[Stored records]
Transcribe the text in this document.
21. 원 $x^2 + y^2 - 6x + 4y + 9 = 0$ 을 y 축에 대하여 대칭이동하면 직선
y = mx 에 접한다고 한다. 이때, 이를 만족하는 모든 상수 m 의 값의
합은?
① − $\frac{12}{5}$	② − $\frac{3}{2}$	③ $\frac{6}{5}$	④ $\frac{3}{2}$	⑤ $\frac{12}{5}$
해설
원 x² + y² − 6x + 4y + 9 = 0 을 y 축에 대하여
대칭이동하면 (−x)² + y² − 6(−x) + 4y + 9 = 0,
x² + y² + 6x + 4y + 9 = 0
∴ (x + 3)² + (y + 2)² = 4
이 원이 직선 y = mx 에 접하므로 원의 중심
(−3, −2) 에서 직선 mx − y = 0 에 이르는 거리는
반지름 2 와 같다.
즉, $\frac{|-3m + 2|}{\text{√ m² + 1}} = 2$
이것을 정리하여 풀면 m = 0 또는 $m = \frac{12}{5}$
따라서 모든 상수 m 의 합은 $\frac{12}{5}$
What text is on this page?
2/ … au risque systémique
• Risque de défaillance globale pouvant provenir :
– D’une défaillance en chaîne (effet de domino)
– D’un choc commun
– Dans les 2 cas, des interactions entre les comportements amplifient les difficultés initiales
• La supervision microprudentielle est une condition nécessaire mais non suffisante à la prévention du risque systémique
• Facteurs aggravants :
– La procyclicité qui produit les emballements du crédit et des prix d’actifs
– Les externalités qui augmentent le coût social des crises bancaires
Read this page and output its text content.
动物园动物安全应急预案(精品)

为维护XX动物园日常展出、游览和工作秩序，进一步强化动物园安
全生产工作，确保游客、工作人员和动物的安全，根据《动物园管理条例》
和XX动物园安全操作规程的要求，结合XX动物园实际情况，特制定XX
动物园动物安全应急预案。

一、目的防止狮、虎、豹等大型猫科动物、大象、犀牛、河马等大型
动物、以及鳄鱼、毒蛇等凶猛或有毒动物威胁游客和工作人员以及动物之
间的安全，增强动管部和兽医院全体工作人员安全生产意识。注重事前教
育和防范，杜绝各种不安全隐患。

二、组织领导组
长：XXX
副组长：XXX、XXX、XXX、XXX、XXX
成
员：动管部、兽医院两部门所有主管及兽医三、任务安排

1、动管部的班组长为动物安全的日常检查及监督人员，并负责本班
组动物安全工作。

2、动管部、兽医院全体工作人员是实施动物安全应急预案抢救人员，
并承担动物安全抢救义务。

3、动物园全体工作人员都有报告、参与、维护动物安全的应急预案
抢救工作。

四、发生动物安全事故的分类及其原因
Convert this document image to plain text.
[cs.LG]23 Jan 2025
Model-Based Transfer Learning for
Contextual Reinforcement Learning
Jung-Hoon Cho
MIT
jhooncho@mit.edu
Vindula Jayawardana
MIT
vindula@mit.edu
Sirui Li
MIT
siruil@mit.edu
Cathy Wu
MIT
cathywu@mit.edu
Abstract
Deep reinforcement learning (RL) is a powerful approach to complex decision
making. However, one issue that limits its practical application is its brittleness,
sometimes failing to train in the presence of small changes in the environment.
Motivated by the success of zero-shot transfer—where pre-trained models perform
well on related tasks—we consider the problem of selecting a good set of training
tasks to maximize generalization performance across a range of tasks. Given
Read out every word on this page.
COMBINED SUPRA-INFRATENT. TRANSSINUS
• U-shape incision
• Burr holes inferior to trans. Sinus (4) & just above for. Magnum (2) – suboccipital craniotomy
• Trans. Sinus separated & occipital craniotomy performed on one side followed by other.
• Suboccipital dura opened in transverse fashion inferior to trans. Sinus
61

• Problem to solve: Using the listing above, pull out all lines that hold the word "frac".

• Output below:
① − $\frac{12}{5}$	② − $\frac{3}{2}$	③ $\frac{6}{5}$	④ $\frac{3}{2}$	⑤ $\frac{12}{5}$
즉, $\frac{|-3m + 2|}{\text{√ m² + 1}} = 2$
이것을 정리하여 풀면 m = 0 또는 $m = \frac{12}{5}$
따라서 모든 상수 m 의 합은 $\frac{12}{5}$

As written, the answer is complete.